(Data entries):
————
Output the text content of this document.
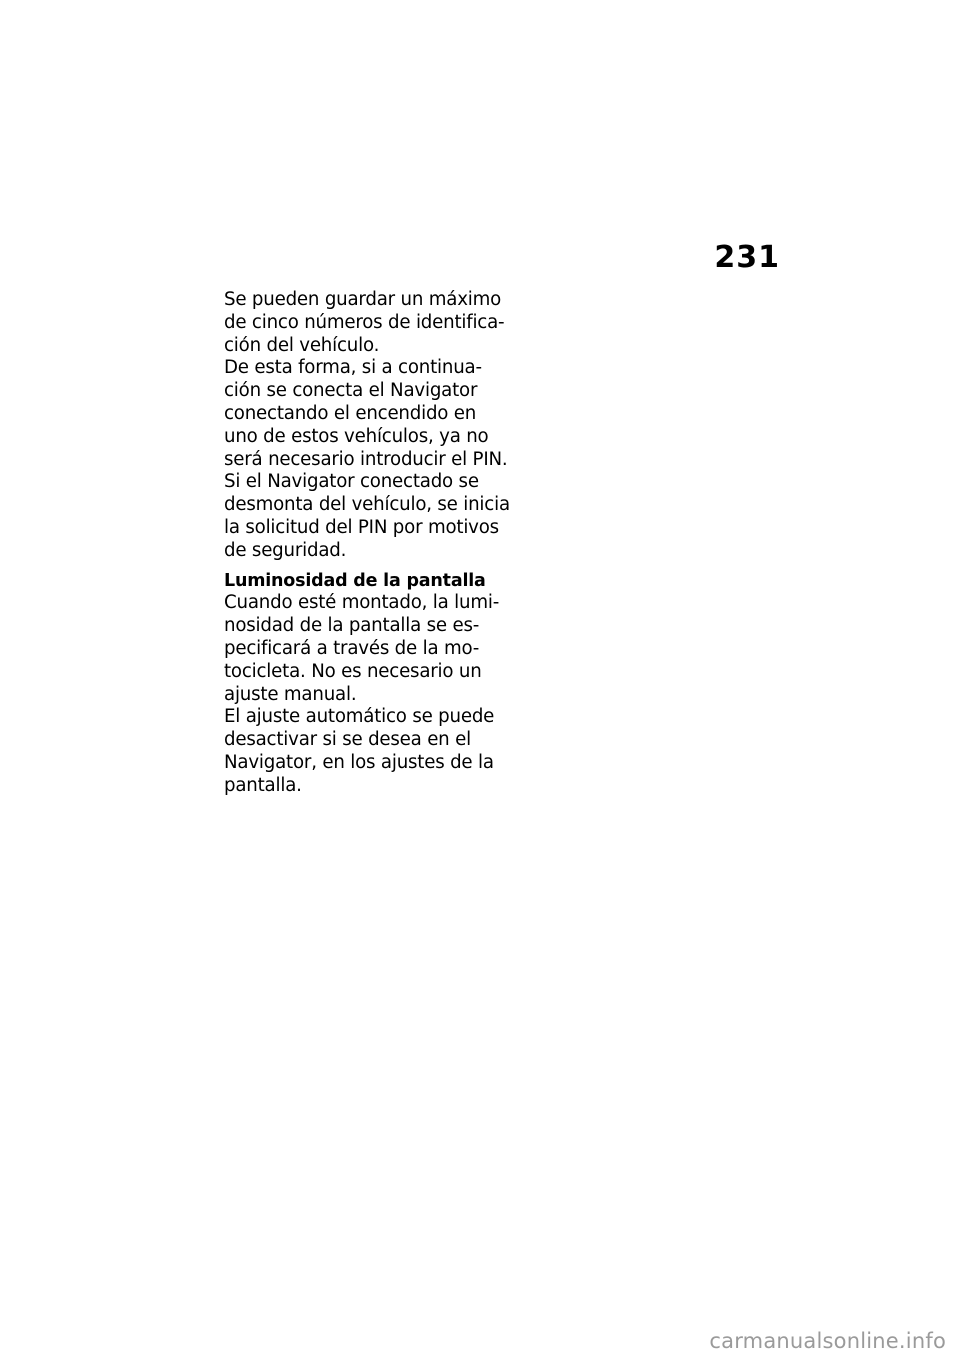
231

Se pueden guardar un máximo
de cinco números de identifica-
ción del vehículo.

De esta forma, si a continua-
ción se conecta el Navigator
conectando el encendido en
uno de estos vehículos, ya no
será necesario introducir el PIN.

Si el Navigator conectado se
desmonta del vehículo, se inicia
la solicitud del PIN por motivos
de seguridad.

Luminosidad de la pantalla

Cuando esté montado, la lumi-
nosidad de la pantalla se es-
pecificará a través de la mo-
tocicleta. No es necesario un
ajuste manual.

El ajuste automático se puede
desactivar si se desea en el
Navigator, en los ajustes de la
pantalla.

carmanualsonline.info
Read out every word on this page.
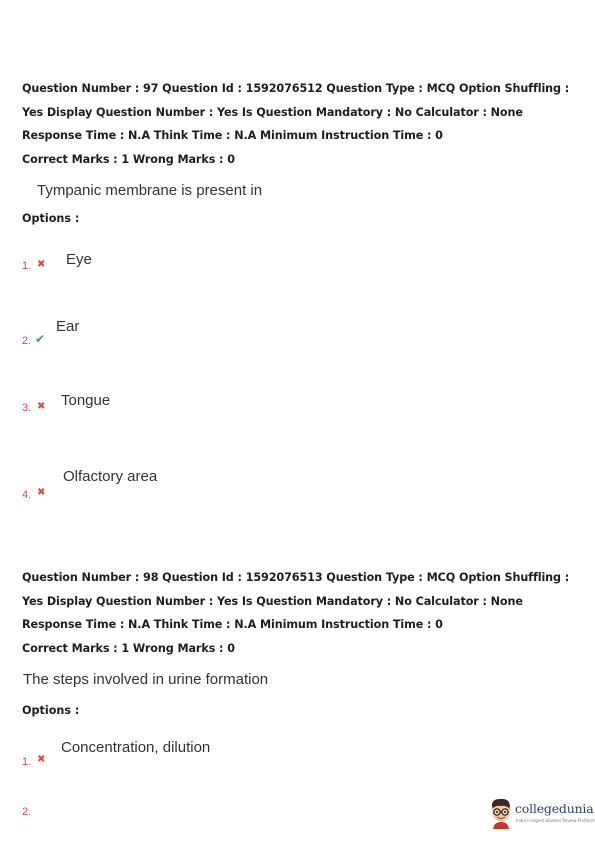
Question Number : 97 Question Id : 1592076512 Question Type : MCQ Option Shuffling : Yes Display Question Number : Yes Is Question Mandatory : No Calculator : None Response Time : N.A Think Time : N.A Minimum Instruction Time : 0
Correct Marks : 1 Wrong Marks : 0
Tympanic membrane is present in
Options :
1. ✖ Eye
Ear
2. ✔
3. ✖ Tongue
Olfactory area
4. ✖
Question Number : 98 Question Id : 1592076513 Question Type : MCQ Option Shuffling : Yes Display Question Number : Yes Is Question Mandatory : No Calculator : None Response Time : N.A Think Time : N.A Minimum Instruction Time : 0
Correct Marks : 1 Wrong Marks : 0
The steps involved in urine formation
Options :
Concentration, dilution
1. ✖
2.	collegedunia
India's largest Student Review Platform
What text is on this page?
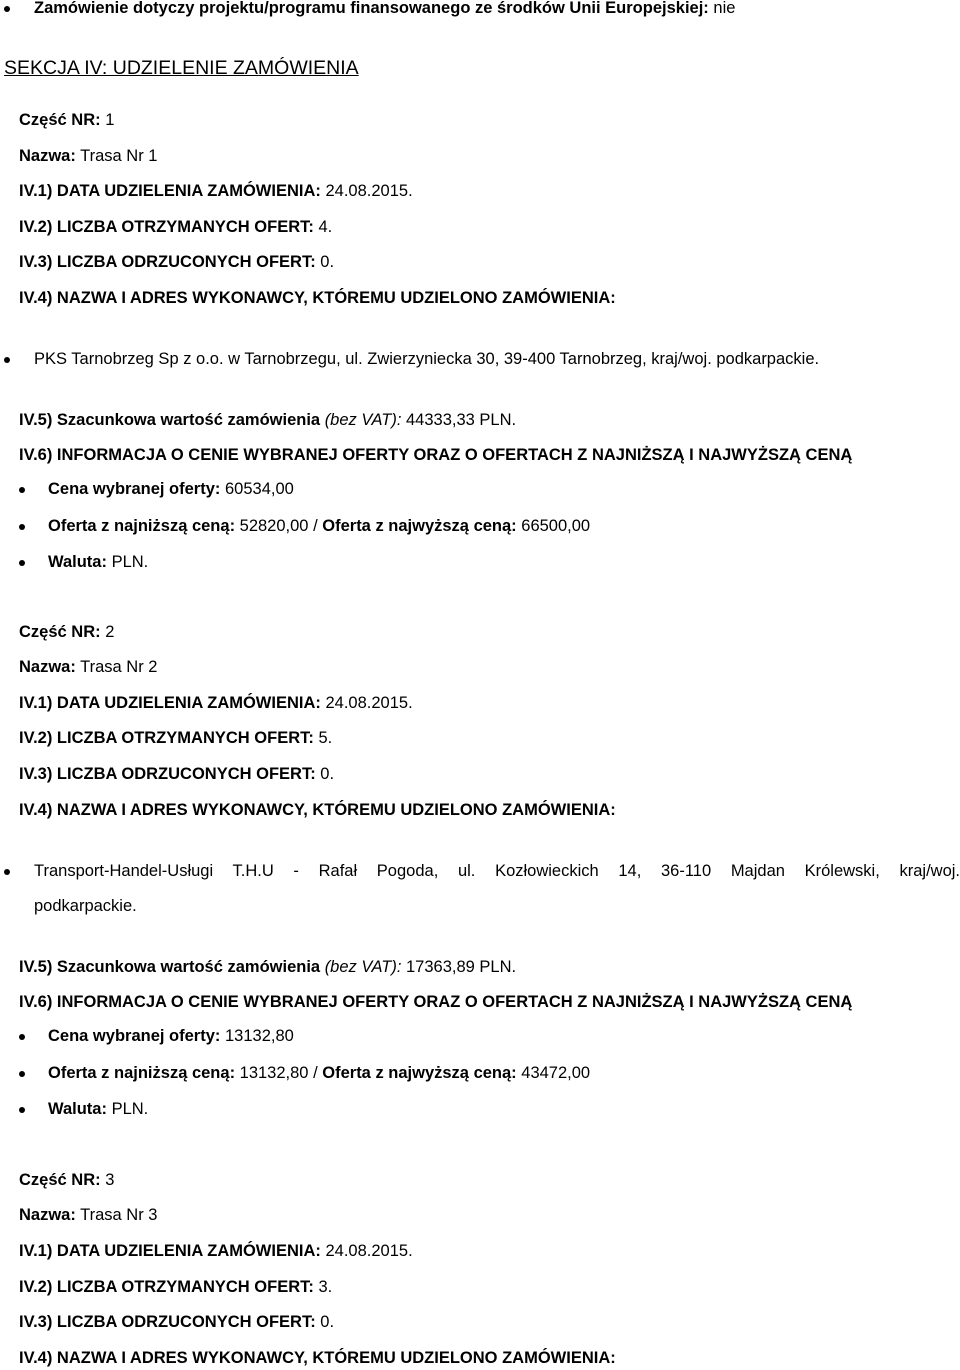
Zamówienie dotyczy projektu/programu finansowanego ze środków Unii Europejskiej: nie
SEKCJA IV: UDZIELENIE ZAMÓWIENIA
Część NR: 1
Nazwa: Trasa Nr 1
IV.1) DATA UDZIELENIA ZAMÓWIENIA: 24.08.2015.
IV.2) LICZBA OTRZYMANYCH OFERT: 4.
IV.3) LICZBA ODRZUCONYCH OFERT: 0.
IV.4) NAZWA I ADRES WYKONAWCY, KTÓREMU UDZIELONO ZAMÓWIENIA:
PKS Tarnobrzeg Sp z o.o. w Tarnobrzegu, ul. Zwierzyniecka 30, 39-400 Tarnobrzeg, kraj/woj. podkarpackie.
IV.5) Szacunkowa wartość zamówienia (bez VAT): 44333,33 PLN.
IV.6) INFORMACJA O CENIE WYBRANEJ OFERTY ORAZ O OFERTACH Z NAJNIŻSZĄ I NAJWYŻSZĄ CENĄ
Cena wybranej oferty: 60534,00
Oferta z najniższą ceną: 52820,00 / Oferta z najwyższą ceną: 66500,00
Waluta: PLN.
Część NR: 2
Nazwa: Trasa Nr 2
IV.1) DATA UDZIELENIA ZAMÓWIENIA: 24.08.2015.
IV.2) LICZBA OTRZYMANYCH OFERT: 5.
IV.3) LICZBA ODRZUCONYCH OFERT: 0.
IV.4) NAZWA I ADRES WYKONAWCY, KTÓREMU UDZIELONO ZAMÓWIENIA:
Transport-Handel-Usługi T.H.U - Rafał Pogoda, ul. Kozłowieckich 14, 36-110 Majdan Królewski, kraj/woj.
podkarpackie.
IV.5) Szacunkowa wartość zamówienia (bez VAT): 17363,89 PLN.
IV.6) INFORMACJA O CENIE WYBRANEJ OFERTY ORAZ O OFERTACH Z NAJNIŻSZĄ I NAJWYŻSZĄ CENĄ
Cena wybranej oferty: 13132,80
Oferta z najniższą ceną: 13132,80 / Oferta z najwyższą ceną: 43472,00
Waluta: PLN.
Część NR: 3
Nazwa: Trasa Nr 3
IV.1) DATA UDZIELENIA ZAMÓWIENIA: 24.08.2015.
IV.2) LICZBA OTRZYMANYCH OFERT: 3.
IV.3) LICZBA ODRZUCONYCH OFERT: 0.
IV.4) NAZWA I ADRES WYKONAWCY, KTÓREMU UDZIELONO ZAMÓWIENIA:
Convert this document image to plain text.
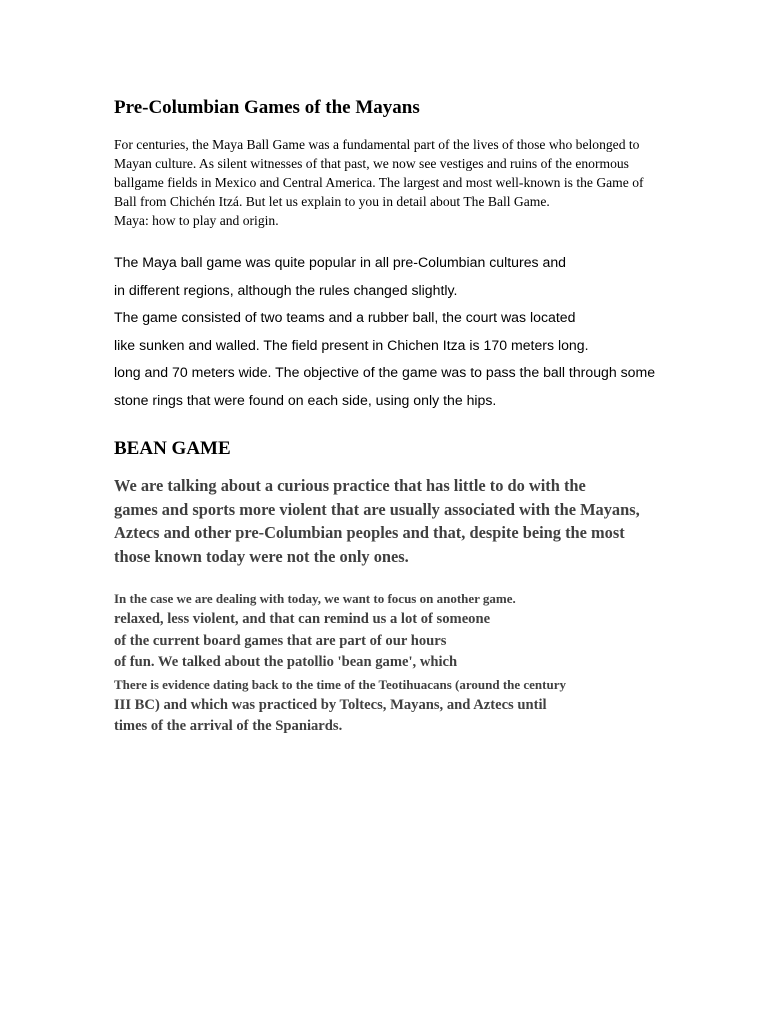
Pre-Columbian Games of the Mayans

For centuries, the Maya Ball Game was a fundamental part of the lives of those who belonged to
Mayan culture. As silent witnesses of that past, we now see vestiges and ruins of the enormous
ballgame fields in Mexico and Central America. The largest and most well-known is the Game of
Ball from Chichén Itzá. But let us explain to you in detail about The Ball Game.
Maya: how to play and origin.

The Maya ball game was quite popular in all pre-Columbian cultures and
in different regions, although the rules changed slightly.
The game consisted of two teams and a rubber ball, the court was located
like sunken and walled. The field present in Chichen Itza is 170 meters long.
long and 70 meters wide. The objective of the game was to pass the ball through some
stone rings that were found on each side, using only the hips.
BEAN GAME

We are talking about a curious practice that has little to do with the
games and sports more violent that are usually associated with the Mayans,
Aztecs and other pre-Columbian peoples and that, despite being the most
those known today were not the only ones.

In the case we are dealing with today, we want to focus on another game.
relaxed, less violent, and that can remind us a lot of someone
of the current board games that are part of our hours
of fun. We talked about the patollio 'bean game', which
There is evidence dating back to the time of the Teotihuacans (around the century
III BC) and which was practiced by Toltecs, Mayans, and Aztecs until
times of the arrival of the Spaniards.
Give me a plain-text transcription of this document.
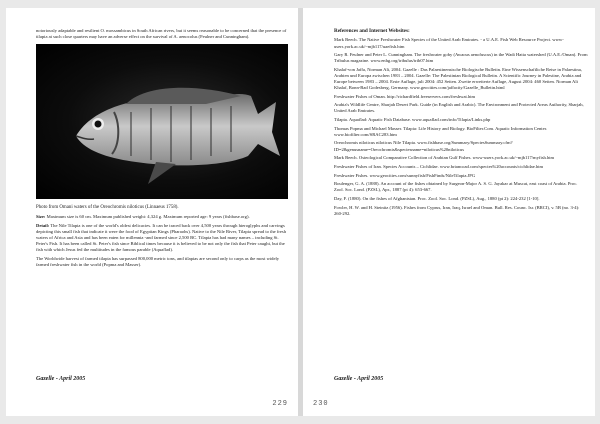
notoriously adaptable and resilient O. mossambicus in South African rivers, but it seems reasonable to be concerned that the presence of tilapia at such close quarters may have an adverse effect on the survival of A. aenocolus (Feulner and Cunningham).

Photo from Omani waters of the Oreochromis niloticus (Linnaeus 1758).

Size: Maximum size is 60 cm. Maximum published weight: 4,324 g. Maximum reported age: 9 years (fishbase.org).

Detail: The Nile Tilapia is one of the world's oldest delicacies. It can be traced back over 4,500 years through hieroglyphs and carvings depicting this small fish that indicate it were the food of Egyptian Kings (Pharaohs). Native to the Nile River, Tilapia spread to the fresh waters of Africa and Asia and has been eaten for millennia -and farmed since 2,500 BC. Tilapia has had many names – including St. Peter's Fish. It has been called St. Peter's fish since Biblical times because it is believed to be not only the fish that Peter caught, but the fish with which Jesus fed the multitudes in the famous parable (Aquaflad).

The Worldwide harvest of farmed tilapia has surpassed 800,000 metric tons, and tilapias are second only to carps as the most widely farmed freshwater fish in the world (Popma and Masser).

Gazelle - April 2005
229

References and Internet Websites:

Mark Beech. The Native Freshwater Fish Species of the United Arab Emirates. - a U.A.E. Fish Web Resource Project. www-users.york.ac.uk/~mjb117/uaefish.htm

Gary R. Feulner and Peter L. Cunningham. The freshwater goby (Awaous aenofuscus) in the Wadi Hatta watershed (U.A.E./Oman). From Tribulus magazine. www.enhg.org/tribulus/trib07.htm

Khalaf-von Jaffa, Norman Ali, 2004. Gazelle : Das Palaestinensische Biologische Bulletin. Eine Wissenschaftliche Reise in Palaestina, Arabien und Europa zwischen 1983 – 2004. Gazelle: The Palestinian Biological Bulletin. A Scientific Journey in Palestine, Arabia and Europe between 1983 – 2004. Erste Auflage, juli 2004: 452 Seiten. Zweite erweiterte Auflage, August 2004: 460 Seiten. Norman Ali Khalaf, Bonn-Bad Godesberg, Germany. www.geocities.com/jaffacity/Gazelle_Bulletin.html

Freshwater Fishes of Oman. http://richardfield.freeservers.com/freshwat.htm

Arabia's Wildlife Centre, Sharjah Desert Park. Guide (in English and Arabic). The Environment and Protected Areas Authority, Sharjah, United Arab Emirates.

Tilapia. Aquaflad: Aquatic Fish Database. www.aquaflad.com/info/Tilapia/Links.php

Thomas Popma and Michael Masser. Tilapia: Life History and Biology. BioFilter.Com. Aquatic Information Center. www.biofilter.com/SRAC283.htm

Oreochromis niloticus niloticus Nile Tilapia. www.fishbase.org/Summary/SpeciesSummary.cfm?ID=2&genusname=Oreochromis&speciesname=niloticus%20niloticus

Mark Beech. Osteological Comparative Collection of Arabian Gulf Fishes. www-users.york.ac.uk/~mjb117/myfish.htm

Freshwater Fishes of Iran. Species Accounts – Cichlidae. www.briancoad.com/species%20accounts/cichlidae.htm

Freshwater Fishes. www.geocities.com/sunnyfish/FishFinds/NileTilapia.JPG

Boulenger, G. A. (1888). An account of the fishes obtained by Surgeon-Major A. S. G. Jayakar at Muscat, east coast of Arabia. Proc. Zool. Soc. Lond. (PZSL), Apr., 1887 (pt 4): 653-667.

Day, F. (1880). On the fishes of Afghanistan. Proc. Zool. Soc. Lond. (PZSL), Aug., 1880 (pt 2): 224-232 [1-10].

Fowler, H. W. and H. Steinitz (1956). Fishes from Cyprus, Iran, Iraq, Israel and Oman. Bull. Res. Counc. Isr. (BRCI), v. 5B (no. 3-4): 260-292.

Gazelle - April 2005
230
————
(BRIEF):
Sift the material for lines with the string "farmed". Copy each one found.

(RESPONSE):
Detail: The Nile Tilapia is one of the world's oldest delicacies. It can be traced back over 4,500 years through hieroglyphs and carvings depicting this small fish that indicate it were the food of Egyptian Kings (Pharaohs). Native to the Nile River, Tilapia spread to the fresh waters of Africa and Asia and has been eaten for millennia -and farmed since 2,500 BC. Tilapia has had many names – including St. Peter's Fish. It has been called St. Peter's fish since Biblical times because it is believed to be not only the fish that Peter caught, but the fish with which Jesus fed the multitudes in the famous parable (Aquaflad).
The Worldwide harvest of farmed tilapia has surpassed 800,000 metric tons, and tilapias are second only to carps as the most widely farmed freshwater fish in the world (Popma and Masser).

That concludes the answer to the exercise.